__WHAT TO DO__: State only the number of lines that contain the string "Bisceglie".

--- start of SUPPLIED INFORMATION ---

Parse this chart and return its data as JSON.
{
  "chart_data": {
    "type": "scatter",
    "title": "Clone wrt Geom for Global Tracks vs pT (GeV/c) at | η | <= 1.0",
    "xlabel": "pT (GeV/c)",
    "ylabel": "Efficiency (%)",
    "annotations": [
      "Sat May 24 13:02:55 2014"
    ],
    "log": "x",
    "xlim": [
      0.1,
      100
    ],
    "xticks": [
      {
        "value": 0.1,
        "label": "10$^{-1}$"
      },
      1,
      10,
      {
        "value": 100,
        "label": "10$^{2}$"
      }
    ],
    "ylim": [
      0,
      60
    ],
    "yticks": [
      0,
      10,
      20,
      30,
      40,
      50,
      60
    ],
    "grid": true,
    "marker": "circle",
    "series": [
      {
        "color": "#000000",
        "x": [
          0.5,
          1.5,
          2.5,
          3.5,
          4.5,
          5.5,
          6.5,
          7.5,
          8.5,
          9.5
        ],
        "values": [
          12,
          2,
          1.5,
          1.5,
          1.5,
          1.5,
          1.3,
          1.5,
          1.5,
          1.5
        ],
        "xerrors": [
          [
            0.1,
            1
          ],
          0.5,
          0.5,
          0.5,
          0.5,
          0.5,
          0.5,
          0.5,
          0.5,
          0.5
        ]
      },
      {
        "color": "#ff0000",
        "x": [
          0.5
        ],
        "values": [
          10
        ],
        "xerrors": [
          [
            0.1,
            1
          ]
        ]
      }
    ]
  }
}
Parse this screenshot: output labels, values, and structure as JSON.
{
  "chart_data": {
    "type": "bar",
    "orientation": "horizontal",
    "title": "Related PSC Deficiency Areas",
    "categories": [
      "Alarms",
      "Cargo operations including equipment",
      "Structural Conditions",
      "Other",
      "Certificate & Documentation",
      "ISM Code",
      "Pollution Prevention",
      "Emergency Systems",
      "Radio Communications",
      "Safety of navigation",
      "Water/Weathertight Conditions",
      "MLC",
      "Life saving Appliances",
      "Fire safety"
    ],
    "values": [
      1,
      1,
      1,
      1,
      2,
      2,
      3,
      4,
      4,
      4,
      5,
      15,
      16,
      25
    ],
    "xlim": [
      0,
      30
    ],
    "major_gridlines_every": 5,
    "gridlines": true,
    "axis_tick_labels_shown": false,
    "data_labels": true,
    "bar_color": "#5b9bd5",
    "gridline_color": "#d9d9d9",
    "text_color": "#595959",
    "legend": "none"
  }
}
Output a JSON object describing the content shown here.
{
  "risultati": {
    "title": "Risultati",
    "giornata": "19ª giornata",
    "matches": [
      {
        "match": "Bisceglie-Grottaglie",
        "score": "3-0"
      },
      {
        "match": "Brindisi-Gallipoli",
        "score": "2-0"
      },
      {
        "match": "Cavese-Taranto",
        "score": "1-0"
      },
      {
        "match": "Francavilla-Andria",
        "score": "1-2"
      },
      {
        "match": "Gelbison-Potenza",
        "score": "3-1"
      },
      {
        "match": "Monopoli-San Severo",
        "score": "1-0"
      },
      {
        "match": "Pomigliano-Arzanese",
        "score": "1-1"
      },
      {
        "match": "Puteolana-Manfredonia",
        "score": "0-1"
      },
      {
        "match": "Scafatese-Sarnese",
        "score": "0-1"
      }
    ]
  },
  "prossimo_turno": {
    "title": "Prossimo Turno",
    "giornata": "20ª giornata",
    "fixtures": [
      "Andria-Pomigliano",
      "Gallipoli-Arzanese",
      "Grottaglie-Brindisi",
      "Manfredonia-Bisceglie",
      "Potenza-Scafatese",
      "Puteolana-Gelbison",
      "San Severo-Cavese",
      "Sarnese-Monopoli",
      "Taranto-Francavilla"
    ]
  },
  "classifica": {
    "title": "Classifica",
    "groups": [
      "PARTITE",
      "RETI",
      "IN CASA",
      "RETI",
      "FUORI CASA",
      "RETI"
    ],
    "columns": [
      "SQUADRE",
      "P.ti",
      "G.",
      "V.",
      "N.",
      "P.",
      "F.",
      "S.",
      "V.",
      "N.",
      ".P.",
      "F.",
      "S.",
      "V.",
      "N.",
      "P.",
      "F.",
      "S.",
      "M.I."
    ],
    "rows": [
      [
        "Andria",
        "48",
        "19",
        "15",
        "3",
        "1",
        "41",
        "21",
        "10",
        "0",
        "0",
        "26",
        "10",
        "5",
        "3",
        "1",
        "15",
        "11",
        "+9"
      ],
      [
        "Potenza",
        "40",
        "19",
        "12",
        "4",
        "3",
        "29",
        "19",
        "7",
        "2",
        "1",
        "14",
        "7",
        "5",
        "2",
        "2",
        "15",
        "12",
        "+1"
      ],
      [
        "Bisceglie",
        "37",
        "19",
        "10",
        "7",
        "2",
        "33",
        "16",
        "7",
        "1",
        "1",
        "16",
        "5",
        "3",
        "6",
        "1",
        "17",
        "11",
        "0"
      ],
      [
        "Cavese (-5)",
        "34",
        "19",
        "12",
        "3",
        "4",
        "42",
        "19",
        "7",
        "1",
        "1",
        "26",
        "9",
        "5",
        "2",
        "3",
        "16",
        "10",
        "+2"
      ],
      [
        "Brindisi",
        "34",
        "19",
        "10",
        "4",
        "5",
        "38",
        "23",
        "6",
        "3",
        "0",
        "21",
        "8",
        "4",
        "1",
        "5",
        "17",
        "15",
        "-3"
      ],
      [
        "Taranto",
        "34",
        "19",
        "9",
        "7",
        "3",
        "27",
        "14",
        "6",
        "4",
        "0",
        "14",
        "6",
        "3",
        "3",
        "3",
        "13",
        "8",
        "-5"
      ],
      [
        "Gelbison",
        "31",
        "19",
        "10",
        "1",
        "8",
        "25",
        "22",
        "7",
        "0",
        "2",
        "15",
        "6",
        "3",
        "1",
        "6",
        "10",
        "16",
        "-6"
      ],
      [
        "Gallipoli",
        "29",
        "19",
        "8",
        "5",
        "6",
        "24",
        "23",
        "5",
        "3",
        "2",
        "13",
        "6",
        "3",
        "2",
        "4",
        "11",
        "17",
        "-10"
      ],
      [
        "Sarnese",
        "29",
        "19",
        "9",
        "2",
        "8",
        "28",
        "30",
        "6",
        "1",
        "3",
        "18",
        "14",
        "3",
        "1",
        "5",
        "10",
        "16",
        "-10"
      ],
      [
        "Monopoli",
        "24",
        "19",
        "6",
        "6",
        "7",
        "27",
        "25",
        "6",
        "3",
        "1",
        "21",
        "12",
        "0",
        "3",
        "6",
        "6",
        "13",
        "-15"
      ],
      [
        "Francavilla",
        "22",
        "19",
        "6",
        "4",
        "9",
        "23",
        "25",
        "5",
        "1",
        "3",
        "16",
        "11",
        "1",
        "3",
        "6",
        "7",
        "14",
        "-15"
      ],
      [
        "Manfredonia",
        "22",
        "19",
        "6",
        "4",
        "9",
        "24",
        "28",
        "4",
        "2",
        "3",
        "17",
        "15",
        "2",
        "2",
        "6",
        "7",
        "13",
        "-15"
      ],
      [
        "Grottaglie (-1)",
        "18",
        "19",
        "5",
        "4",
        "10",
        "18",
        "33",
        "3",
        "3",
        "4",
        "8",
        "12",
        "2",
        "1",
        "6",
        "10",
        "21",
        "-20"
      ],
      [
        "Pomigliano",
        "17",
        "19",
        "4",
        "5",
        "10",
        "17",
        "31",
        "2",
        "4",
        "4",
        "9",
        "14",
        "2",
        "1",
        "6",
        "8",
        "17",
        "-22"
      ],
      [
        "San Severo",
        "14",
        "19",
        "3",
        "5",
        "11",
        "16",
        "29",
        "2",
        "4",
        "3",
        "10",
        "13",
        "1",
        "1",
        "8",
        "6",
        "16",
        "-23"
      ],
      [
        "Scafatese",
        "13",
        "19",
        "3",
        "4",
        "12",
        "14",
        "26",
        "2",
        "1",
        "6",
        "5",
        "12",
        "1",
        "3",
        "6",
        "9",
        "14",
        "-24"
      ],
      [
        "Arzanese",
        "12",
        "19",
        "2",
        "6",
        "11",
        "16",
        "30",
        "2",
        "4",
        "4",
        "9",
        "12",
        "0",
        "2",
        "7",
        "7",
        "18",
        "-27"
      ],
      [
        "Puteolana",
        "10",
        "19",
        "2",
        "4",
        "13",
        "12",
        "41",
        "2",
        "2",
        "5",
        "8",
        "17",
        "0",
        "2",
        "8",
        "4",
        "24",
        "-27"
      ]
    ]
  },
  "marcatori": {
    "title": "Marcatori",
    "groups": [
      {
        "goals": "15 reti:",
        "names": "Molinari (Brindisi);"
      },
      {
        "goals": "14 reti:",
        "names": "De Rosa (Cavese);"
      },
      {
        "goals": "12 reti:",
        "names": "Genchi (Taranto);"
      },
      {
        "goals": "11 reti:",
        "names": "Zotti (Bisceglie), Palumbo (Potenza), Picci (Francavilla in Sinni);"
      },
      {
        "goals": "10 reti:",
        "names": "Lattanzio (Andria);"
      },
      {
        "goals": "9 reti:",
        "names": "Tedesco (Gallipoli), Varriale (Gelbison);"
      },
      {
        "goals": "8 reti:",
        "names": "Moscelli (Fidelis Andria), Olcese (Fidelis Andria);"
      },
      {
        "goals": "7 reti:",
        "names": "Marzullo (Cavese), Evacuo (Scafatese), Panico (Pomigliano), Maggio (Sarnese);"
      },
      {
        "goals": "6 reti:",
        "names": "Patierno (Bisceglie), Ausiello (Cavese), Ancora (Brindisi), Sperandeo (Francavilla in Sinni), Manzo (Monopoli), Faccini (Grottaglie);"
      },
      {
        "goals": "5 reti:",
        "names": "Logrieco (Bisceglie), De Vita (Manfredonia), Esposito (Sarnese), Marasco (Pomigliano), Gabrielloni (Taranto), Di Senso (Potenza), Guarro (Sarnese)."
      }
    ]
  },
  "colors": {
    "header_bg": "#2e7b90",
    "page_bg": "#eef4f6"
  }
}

--- end of SUPPLIED INFORMATION ---

__ANSWER TO THE EXERCISE__: 6